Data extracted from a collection

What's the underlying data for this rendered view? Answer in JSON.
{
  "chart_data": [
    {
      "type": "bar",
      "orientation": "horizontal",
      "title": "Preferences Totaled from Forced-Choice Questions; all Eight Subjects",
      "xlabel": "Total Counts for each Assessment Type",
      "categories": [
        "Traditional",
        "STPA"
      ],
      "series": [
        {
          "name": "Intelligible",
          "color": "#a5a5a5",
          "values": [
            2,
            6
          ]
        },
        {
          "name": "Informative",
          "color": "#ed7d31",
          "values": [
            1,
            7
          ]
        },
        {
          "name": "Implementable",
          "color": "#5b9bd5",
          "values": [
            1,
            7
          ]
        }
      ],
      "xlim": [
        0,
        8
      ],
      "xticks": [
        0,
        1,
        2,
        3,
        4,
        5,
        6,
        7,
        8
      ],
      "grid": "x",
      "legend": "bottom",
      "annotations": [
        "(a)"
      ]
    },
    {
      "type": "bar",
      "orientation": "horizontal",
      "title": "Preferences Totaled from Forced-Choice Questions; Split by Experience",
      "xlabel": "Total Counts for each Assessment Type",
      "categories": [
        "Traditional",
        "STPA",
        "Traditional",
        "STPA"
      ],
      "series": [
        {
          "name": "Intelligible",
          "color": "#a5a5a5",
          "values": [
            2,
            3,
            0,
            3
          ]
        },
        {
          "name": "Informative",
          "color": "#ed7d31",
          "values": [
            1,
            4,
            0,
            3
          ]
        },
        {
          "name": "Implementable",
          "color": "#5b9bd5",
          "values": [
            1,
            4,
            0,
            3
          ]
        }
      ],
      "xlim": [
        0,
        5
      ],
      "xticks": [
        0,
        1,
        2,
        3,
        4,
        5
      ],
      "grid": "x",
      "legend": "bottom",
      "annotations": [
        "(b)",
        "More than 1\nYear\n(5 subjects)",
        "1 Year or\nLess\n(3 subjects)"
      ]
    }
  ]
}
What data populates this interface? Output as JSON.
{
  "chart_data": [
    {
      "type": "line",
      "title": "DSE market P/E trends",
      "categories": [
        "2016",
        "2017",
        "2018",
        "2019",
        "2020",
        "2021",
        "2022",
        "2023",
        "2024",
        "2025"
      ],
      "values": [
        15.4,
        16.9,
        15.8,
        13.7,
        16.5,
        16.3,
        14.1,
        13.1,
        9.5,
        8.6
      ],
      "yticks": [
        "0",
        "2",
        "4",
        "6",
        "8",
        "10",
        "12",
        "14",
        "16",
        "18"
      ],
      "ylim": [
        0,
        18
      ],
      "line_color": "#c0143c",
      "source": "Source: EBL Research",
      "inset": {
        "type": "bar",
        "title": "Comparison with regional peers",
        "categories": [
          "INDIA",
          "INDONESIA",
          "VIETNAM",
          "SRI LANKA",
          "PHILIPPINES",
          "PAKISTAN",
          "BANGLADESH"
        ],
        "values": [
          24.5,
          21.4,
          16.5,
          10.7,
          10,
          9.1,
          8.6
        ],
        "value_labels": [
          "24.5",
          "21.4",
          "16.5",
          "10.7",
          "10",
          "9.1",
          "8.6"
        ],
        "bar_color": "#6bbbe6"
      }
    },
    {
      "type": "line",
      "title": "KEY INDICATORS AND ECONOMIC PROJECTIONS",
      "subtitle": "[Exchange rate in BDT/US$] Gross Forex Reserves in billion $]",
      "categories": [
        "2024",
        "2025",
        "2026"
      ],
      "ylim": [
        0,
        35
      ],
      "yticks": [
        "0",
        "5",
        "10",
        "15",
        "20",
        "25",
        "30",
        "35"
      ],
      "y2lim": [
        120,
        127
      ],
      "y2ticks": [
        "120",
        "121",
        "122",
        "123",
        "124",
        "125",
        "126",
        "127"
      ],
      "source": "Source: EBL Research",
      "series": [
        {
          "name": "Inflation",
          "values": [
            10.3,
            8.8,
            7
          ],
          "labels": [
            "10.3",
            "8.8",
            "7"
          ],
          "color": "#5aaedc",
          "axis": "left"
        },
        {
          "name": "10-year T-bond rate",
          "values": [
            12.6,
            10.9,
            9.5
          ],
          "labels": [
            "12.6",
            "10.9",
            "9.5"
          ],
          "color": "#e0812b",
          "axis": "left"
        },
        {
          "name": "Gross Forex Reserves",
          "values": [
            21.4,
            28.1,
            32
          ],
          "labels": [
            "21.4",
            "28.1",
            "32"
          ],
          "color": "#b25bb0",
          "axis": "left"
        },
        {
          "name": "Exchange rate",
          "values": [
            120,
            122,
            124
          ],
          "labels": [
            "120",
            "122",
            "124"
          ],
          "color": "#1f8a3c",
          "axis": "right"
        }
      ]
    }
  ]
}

YOUR TASK:
Transcribe every line of the data, exactly as it stands.

FINAL ANSWER:
What's the underlying data for this rendered view? Answer in JSON.
{
  "chart_data": [
    {
      "type": "bar",
      "orientation": "horizontal",
      "title": "Preferences Totaled from Forced-Choice Questions; all Eight Subjects",
      "xlabel": "Total Counts for each Assessment Type",
      "categories": [
        "Traditional",
        "STPA"
      ],
      "series": [
        {
          "name": "Intelligible",
          "color": "#a5a5a5",
          "values": [
            2,
            6
          ]
        },
        {
          "name": "Informative",
          "color": "#ed7d31",
          "values": [
            1,
            7
          ]
        },
        {
          "name": "Implementable",
          "color": "#5b9bd5",
          "values": [
            1,
            7
          ]
        }
      ],
      "xlim": [
        0,
        8
      ],
      "xticks": [
        0,
        1,
        2,
        3,
        4,
        5,
        6,
        7,
        8
      ],
      "grid": "x",
      "legend": "bottom",
      "annotations": [
        "(a)"
      ]
    },
    {
      "type": "bar",
      "orientation": "horizontal",
      "title": "Preferences Totaled from Forced-Choice Questions; Split by Experience",
      "xlabel": "Total Counts for each Assessment Type",
      "categories": [
        "Traditional",
        "STPA",
        "Traditional",
        "STPA"
      ],
      "series": [
        {
          "name": "Intelligible",
          "color": "#a5a5a5",
          "values": [
            2,
            3,
            0,
            3
          ]
        },
        {
          "name": "Informative",
          "color": "#ed7d31",
          "values": [
            1,
            4,
            0,
            3
          ]
        },
        {
          "name": "Implementable",
          "color": "#5b9bd5",
          "values": [
            1,
            4,
            0,
            3
          ]
        }
      ],
      "xlim": [
        0,
        5
      ],
      "xticks": [
        0,
        1,
        2,
        3,
        4,
        5
      ],
      "grid": "x",
      "legend": "bottom",
      "annotations": [
        "(b)",
        "More than 1\nYear\n(5 subjects)",
        "1 Year or\nLess\n(3 subjects)"
      ]
    }
  ]
}
What data populates this interface? Output as JSON.
{
  "chart_data": [
    {
      "type": "line",
      "title": "DSE market P/E trends",
      "categories": [
        "2016",
        "2017",
        "2018",
        "2019",
        "2020",
        "2021",
        "2022",
        "2023",
        "2024",
        "2025"
      ],
      "values": [
        15.4,
        16.9,
        15.8,
        13.7,
        16.5,
        16.3,
        14.1,
        13.1,
        9.5,
        8.6
      ],
      "yticks": [
        "0",
        "2",
        "4",
        "6",
        "8",
        "10",
        "12",
        "14",
        "16",
        "18"
      ],
      "ylim": [
        0,
        18
      ],
      "line_color": "#c0143c",
      "source": "Source: EBL Research",
      "inset": {
        "type": "bar",
        "title": "Comparison with regional peers",
        "categories": [
          "INDIA",
          "INDONESIA",
          "VIETNAM",
          "SRI LANKA",
          "PHILIPPINES",
          "PAKISTAN",
          "BANGLADESH"
        ],
        "values": [
          24.5,
          21.4,
          16.5,
          10.7,
          10,
          9.1,
          8.6
        ],
        "value_labels": [
          "24.5",
          "21.4",
          "16.5",
          "10.7",
          "10",
          "9.1",
          "8.6"
        ],
        "bar_color": "#6bbbe6"
      }
    },
    {
      "type": "line",
      "title": "KEY INDICATORS AND ECONOMIC PROJECTIONS",
      "subtitle": "[Exchange rate in BDT/US$] Gross Forex Reserves in billion $]",
      "categories": [
        "2024",
        "2025",
        "2026"
      ],
      "ylim": [
        0,
        35
      ],
      "yticks": [
        "0",
        "5",
        "10",
        "15",
        "20",
        "25",
        "30",
        "35"
      ],
      "y2lim": [
        120,
        127
      ],
      "y2ticks": [
        "120",
        "121",
        "122",
        "123",
        "124",
        "125",
        "126",
        "127"
      ],
      "source": "Source: EBL Research",
      "series": [
        {
          "name": "Inflation",
          "values": [
            10.3,
            8.8,
            7
          ],
          "labels": [
            "10.3",
            "8.8",
            "7"
          ],
          "color": "#5aaedc",
          "axis": "left"
        },
        {
          "name": "10-year T-bond rate",
          "values": [
            12.6,
            10.9,
            9.5
          ],
          "labels": [
            "12.6",
            "10.9",
            "9.5"
          ],
          "color": "#e0812b",
          "axis": "left"
        },
        {
          "name": "Gross Forex Reserves",
          "values": [
            21.4,
            28.1,
            32
          ],
          "labels": [
            "21.4",
            "28.1",
            "32"
          ],
          "color": "#b25bb0",
          "axis": "left"
        },
        {
          "name": "Exchange rate",
          "values": [
            120,
            122,
            124
          ],
          "labels": [
            "120",
            "122",
            "124"
          ],
          "color": "#1f8a3c",
          "axis": "right"
        }
      ]
    }
  ]
}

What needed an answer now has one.